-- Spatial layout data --
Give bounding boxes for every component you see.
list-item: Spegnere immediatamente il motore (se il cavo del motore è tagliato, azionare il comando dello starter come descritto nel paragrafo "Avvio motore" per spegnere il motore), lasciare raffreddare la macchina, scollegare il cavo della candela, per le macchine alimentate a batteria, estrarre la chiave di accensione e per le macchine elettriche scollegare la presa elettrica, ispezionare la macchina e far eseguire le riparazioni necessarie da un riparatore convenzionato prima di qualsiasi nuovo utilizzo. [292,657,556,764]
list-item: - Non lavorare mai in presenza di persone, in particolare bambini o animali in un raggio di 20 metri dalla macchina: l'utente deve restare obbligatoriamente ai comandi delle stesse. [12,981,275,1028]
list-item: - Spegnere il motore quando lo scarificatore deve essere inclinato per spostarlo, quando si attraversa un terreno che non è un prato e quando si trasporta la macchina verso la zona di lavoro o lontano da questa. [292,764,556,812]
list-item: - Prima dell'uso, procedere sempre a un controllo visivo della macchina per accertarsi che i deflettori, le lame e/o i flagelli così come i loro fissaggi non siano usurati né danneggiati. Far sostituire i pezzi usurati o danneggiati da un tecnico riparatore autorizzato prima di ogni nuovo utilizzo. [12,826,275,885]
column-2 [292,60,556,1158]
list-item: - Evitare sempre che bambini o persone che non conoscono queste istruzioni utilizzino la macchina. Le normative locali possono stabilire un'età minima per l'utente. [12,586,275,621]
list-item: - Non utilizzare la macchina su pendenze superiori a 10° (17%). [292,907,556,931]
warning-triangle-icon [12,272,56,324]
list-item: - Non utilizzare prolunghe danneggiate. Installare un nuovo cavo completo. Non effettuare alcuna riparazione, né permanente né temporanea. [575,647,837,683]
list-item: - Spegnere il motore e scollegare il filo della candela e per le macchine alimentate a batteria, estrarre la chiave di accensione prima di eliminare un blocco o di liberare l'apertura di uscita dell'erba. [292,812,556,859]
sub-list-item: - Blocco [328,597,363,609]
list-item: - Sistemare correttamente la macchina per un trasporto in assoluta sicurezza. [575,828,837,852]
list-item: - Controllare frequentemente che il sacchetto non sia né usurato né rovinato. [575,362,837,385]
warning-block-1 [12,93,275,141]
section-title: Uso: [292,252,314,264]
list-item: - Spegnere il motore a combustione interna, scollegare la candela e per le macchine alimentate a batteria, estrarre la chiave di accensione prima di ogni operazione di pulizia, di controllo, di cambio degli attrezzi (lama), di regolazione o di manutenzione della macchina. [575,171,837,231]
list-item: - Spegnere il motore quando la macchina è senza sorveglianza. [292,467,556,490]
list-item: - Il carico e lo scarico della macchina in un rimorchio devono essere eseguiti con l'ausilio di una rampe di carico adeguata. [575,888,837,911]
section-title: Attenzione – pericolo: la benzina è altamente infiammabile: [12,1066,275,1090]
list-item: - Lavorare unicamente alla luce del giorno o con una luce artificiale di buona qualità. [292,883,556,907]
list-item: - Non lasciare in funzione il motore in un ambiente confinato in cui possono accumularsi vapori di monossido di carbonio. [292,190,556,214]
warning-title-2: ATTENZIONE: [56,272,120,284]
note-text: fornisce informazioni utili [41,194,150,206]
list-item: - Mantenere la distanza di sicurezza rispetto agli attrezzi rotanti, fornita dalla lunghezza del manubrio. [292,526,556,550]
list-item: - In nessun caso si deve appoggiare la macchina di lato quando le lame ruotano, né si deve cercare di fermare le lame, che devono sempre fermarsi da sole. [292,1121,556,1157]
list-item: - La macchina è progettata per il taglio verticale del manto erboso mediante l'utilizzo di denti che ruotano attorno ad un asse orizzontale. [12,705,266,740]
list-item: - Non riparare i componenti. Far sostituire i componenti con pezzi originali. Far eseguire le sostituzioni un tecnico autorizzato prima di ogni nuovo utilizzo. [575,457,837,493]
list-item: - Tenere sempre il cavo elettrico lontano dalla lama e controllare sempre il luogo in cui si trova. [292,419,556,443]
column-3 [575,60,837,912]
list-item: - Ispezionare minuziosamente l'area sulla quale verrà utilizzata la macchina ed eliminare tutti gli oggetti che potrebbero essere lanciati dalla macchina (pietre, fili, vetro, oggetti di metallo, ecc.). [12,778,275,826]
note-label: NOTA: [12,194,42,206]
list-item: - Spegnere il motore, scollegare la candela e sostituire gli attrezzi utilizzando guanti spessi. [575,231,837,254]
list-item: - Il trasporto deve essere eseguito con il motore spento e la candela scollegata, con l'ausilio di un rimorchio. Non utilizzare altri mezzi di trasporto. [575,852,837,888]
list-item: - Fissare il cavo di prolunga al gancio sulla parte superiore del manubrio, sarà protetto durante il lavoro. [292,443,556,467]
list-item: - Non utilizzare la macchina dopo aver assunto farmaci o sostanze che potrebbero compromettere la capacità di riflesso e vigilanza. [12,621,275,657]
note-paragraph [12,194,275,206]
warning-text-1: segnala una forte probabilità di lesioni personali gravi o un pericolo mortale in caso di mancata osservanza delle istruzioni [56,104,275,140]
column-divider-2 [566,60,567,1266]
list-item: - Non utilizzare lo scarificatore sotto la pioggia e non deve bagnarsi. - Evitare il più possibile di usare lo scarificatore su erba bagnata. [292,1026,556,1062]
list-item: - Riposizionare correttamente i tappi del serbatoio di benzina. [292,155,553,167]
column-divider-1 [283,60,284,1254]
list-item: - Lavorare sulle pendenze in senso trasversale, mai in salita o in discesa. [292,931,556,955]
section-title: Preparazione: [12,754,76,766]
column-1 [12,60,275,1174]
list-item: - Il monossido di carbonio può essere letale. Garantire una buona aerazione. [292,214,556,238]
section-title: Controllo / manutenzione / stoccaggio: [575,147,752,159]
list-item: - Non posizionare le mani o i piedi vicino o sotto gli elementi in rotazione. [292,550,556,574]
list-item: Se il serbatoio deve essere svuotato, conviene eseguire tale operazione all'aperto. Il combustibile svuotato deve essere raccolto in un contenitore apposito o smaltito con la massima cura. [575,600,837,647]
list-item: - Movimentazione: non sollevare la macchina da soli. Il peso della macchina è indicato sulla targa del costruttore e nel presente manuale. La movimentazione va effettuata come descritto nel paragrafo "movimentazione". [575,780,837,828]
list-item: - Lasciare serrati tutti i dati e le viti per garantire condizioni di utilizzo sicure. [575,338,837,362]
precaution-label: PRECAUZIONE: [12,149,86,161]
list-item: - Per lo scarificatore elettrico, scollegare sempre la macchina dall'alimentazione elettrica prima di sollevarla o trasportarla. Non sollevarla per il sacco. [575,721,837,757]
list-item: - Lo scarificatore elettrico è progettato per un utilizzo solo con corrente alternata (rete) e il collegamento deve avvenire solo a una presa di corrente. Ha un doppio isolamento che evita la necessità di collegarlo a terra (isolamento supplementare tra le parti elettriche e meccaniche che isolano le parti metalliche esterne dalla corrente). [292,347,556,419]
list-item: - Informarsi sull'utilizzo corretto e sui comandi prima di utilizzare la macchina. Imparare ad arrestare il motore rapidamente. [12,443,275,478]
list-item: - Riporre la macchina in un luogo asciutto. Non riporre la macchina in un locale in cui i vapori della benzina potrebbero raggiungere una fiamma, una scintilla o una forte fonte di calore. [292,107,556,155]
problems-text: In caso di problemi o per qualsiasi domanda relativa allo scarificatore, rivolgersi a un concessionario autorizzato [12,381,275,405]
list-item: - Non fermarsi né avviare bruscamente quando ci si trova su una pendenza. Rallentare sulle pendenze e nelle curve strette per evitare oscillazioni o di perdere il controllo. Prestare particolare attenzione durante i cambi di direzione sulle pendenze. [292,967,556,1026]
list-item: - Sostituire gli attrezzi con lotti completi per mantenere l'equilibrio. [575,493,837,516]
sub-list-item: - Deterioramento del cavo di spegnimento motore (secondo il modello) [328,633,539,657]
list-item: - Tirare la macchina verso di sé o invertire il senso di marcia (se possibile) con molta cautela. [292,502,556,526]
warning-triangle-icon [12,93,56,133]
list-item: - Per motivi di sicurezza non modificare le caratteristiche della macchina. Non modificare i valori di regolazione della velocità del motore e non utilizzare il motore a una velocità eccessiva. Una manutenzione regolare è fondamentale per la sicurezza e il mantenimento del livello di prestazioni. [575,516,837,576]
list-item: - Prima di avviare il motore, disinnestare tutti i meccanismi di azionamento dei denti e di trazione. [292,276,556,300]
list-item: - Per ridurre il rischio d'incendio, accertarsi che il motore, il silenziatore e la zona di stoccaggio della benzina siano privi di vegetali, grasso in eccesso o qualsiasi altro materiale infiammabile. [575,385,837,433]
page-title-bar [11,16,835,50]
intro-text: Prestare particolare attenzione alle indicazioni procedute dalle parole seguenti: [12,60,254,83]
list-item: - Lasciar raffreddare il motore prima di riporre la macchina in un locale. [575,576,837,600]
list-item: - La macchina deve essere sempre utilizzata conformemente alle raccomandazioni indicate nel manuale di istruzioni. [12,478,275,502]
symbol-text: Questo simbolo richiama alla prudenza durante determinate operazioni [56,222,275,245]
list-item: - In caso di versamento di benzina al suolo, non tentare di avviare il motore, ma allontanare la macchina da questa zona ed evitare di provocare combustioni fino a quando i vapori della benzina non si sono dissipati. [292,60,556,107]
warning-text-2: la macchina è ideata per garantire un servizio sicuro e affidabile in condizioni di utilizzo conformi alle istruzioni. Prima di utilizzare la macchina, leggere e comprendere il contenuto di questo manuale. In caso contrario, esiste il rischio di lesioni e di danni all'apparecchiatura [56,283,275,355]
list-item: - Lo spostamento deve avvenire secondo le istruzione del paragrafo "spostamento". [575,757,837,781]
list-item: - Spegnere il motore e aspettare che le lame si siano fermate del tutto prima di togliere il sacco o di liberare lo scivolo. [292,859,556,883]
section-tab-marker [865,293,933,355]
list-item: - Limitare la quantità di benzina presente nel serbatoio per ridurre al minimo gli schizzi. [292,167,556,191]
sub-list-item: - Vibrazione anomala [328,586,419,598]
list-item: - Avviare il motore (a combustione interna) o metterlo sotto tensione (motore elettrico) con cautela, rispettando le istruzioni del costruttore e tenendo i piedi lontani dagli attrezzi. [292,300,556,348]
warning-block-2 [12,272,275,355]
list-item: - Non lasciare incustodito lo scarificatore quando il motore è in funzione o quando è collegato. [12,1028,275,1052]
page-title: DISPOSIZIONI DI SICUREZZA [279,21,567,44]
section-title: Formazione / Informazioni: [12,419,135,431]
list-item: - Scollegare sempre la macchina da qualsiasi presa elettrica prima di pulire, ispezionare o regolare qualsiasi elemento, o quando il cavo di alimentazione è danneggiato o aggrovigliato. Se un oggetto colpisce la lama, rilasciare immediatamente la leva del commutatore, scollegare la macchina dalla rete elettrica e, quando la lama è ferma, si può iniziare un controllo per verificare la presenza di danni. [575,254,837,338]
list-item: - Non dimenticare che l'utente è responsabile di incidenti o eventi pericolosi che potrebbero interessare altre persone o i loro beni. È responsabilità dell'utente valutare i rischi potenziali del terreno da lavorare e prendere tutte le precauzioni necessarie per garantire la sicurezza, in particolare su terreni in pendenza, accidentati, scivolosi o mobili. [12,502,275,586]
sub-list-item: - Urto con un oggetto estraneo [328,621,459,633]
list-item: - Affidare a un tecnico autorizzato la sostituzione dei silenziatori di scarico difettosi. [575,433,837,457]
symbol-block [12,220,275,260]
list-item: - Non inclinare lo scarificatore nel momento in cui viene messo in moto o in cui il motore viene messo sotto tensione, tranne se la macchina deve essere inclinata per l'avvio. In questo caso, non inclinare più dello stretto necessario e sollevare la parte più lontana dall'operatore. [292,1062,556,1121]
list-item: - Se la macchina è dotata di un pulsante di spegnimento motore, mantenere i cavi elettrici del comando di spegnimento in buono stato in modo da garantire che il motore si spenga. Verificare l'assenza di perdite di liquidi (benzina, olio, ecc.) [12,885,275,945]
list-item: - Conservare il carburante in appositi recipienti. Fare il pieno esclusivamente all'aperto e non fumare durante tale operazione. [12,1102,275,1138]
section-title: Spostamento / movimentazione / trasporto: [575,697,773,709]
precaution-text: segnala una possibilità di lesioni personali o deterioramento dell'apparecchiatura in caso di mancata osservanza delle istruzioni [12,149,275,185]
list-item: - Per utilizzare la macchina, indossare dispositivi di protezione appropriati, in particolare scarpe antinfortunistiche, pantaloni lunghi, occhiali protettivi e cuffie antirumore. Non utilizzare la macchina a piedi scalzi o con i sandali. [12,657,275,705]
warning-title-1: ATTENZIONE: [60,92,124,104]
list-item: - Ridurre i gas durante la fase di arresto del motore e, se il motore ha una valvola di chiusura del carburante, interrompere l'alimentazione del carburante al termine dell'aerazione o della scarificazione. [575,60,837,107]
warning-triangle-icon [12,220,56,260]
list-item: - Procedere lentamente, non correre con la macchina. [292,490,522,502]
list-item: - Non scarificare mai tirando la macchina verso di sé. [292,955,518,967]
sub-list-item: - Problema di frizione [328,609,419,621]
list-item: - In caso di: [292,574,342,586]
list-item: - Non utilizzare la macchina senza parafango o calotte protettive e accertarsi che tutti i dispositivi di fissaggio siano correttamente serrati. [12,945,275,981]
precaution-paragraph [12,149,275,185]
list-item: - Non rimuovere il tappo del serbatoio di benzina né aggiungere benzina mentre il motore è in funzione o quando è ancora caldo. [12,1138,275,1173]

-- Exercise --
Rewrite the records as a numbered list, starting with the first line and going on through the line with "list-item: Spegnere immediatamente", and leave out any blank lines.

-- Written response --
1. Give bounding boxes for every component you see.
2. list-item: Spegnere immediatamente il motore (se il cavo del motore è tagliato, azionare il comando dello starter come descritto nel paragrafo "Avvio motore" per spegnere il motore), lasciare raffreddare la macchina, scollegare il cavo della candela, per le macchine alimentate a batteria, estrarre la chiave di accensione e per le macchine elettriche scollegare la presa elettrica, ispezionare la macchina e far eseguire le riparazioni necessarie da un riparatore convenzionato prima di qualsiasi nuovo utilizzo. [292,657,556,764]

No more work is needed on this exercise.